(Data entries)
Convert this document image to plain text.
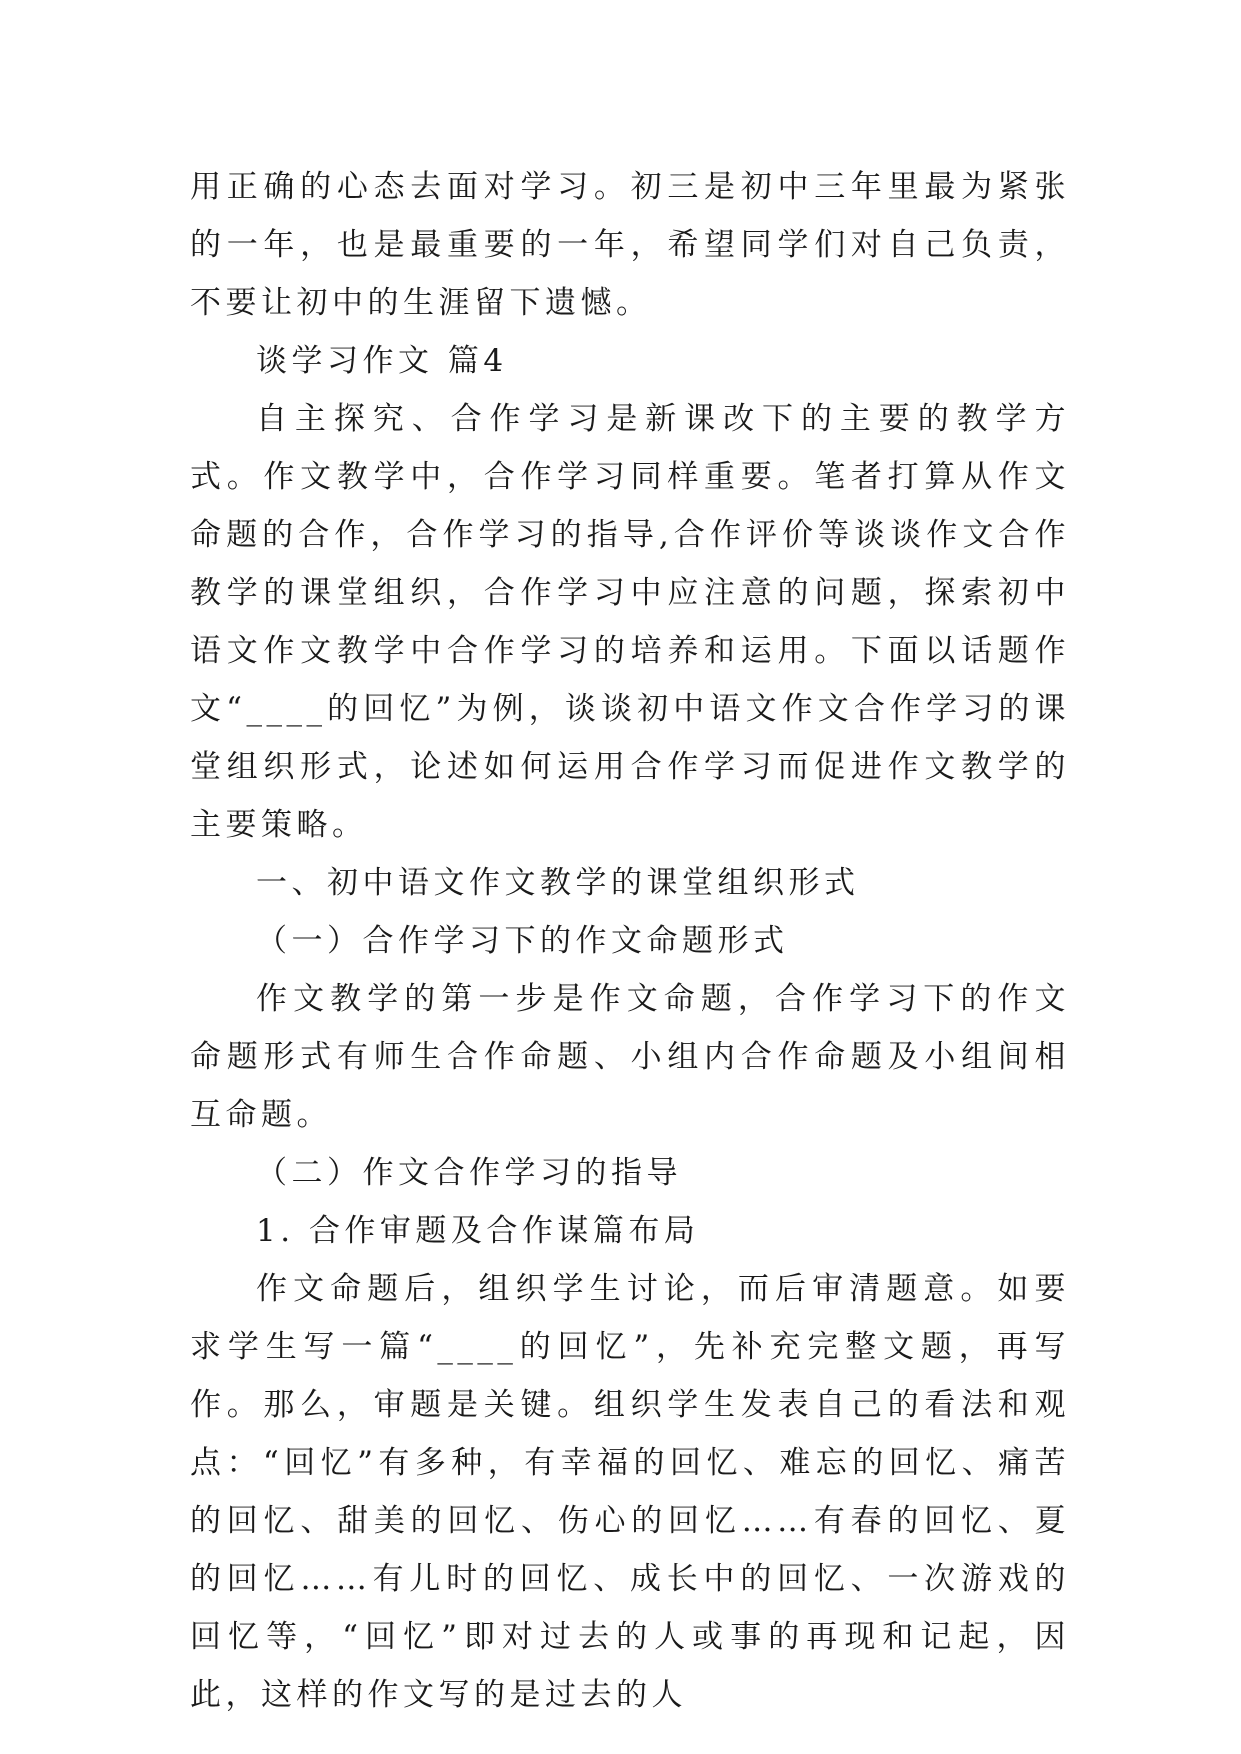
用正确的心态去面对学习。初三是初中三年里最为紧张的一年，也是最重要的一年，希望同学们对自己负责，不要让初中的生涯留下遗憾。

谈学习作文 篇4

自主探究、合作学习是新课改下的主要的教学方式。作文教学中，合作学习同样重要。笔者打算从作文命题的合作，合作学习的指导,合作评价等谈谈作文合作教学的课堂组织，合作学习中应注意的问题，探索初中语文作文教学中合作学习的培养和运用。下面以话题作文“____的回忆”为例，谈谈初中语文作文合作学习的课堂组织形式，论述如何运用合作学习而促进作文教学的主要策略。

一、初中语文作文教学的课堂组织形式

（一）合作学习下的作文命题形式

作文教学的第一步是作文命题，合作学习下的作文命题形式有师生合作命题、小组内合作命题及小组间相互命题。

（二）作文合作学习的指导

1. 合作审题及合作谋篇布局

作文命题后，组织学生讨论，而后审清题意。如要求学生写一篇“____的回忆”，先补充完整文题，再写作。那么，审题是关键。组织学生发表自己的看法和观点：“回忆”有多种，有幸福的回忆、难忘的回忆、痛苦的回忆、甜美的回忆、伤心的回忆……有春的回忆、夏的回忆……有儿时的回忆、成长中的回忆、一次游戏的回忆等，“回忆”即对过去的人或事的再现和记起，因此，这样的作文写的是过去的人
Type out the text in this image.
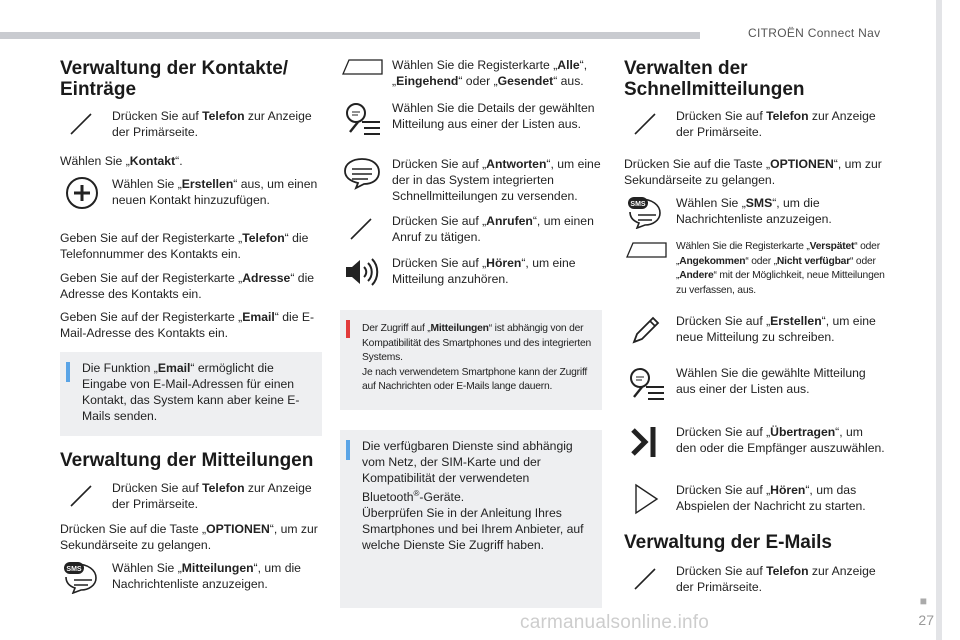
CITROËN Connect Nav
■
27
Verwaltung der Kontakte/ Einträge

Drücken Sie auf Telefon zur Anzeige der Primärseite.

Wählen Sie „Kontakt“.

Wählen Sie „Erstellen“ aus, um einen neuen Kontakt hinzuzufügen.

Geben Sie auf der Registerkarte „Telefon“ die Telefonnummer des Kontakts ein.

Geben Sie auf der Registerkarte „Adresse“ die Adresse des Kontakts ein.

Geben Sie auf der Registerkarte „Email“ die E-Mail-Adresse des Kontakts ein.

Die Funktion „Email“ ermöglicht die Eingabe von E-Mail-Adressen für einen Kontakt, das System kann aber keine E-Mails senden.

Verwaltung der Mitteilungen

Drücken Sie auf Telefon zur Anzeige der Primärseite.

Drücken Sie auf die Taste „OPTIONEN“, um zur Sekundärseite zu gelangen.

SMS Wählen Sie „Mitteilungen“, um die Nachrichtenliste anzuzeigen.

Wählen Sie die Registerkarte „Alle“, „Eingehend“ oder „Gesendet“ aus.

Wählen Sie die Details der gewählten Mitteilung aus einer der Listen aus.

Drücken Sie auf „Antworten“, um eine der in das System integrierten Schnellmitteilungen zu versenden.

Drücken Sie auf „Anrufen“, um einen Anruf zu tätigen.

Drücken Sie auf „Hören“, um eine Mitteilung anzuhören.

Der Zugriff auf „Mitteilungen“ ist abhängig von der Kompatibilität des Smartphones und des integrierten Systems.
Je nach verwendetem Smartphone kann der Zugriff auf Nachrichten oder E-Mails lange dauern.

Die verfügbaren Dienste sind abhängig vom Netz, der SIM-Karte und der Kompatibilität der verwendeten Bluetooth®-Geräte.
Überprüfen Sie in der Anleitung Ihres Smartphones und bei Ihrem Anbieter, auf welche Dienste Sie Zugriff haben.

Verwalten der Schnellmitteilungen

Drücken Sie auf Telefon zur Anzeige der Primärseite.

Drücken Sie auf die Taste „OPTIONEN“, um zur Sekundärseite zu gelangen.

SMS Wählen Sie „SMS“, um die Nachrichtenliste anzuzeigen.

Wählen Sie die Registerkarte „Verspätet“ oder „Angekommen“ oder „Nicht verfügbar“ oder „Andere“ mit der Möglichkeit, neue Mitteilungen zu verfassen, aus.

Drücken Sie auf „Erstellen“, um eine neue Mitteilung zu schreiben.

Wählen Sie die gewählte Mitteilung aus einer der Listen aus.

Drücken Sie auf „Übertragen“, um den oder die Empfänger auszuwählen.

Drücken Sie auf „Hören“, um das Abspielen der Nachricht zu starten.

Verwaltung der E-Mails

Drücken Sie auf Telefon zur Anzeige der Primärseite.

carmanualsonline.info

Your objective: Where a line holds the string "Mails", copy that line.

Answer in full:
Die Funktion „Email“ ermöglicht die Eingabe von E-Mail-Adressen für einen Kontakt, das System kann aber keine E-Mails senden.
Je nach verwendetem Smartphone kann der Zugriff auf Nachrichten oder E-Mails lange dauern.
Verwaltung der E-Mails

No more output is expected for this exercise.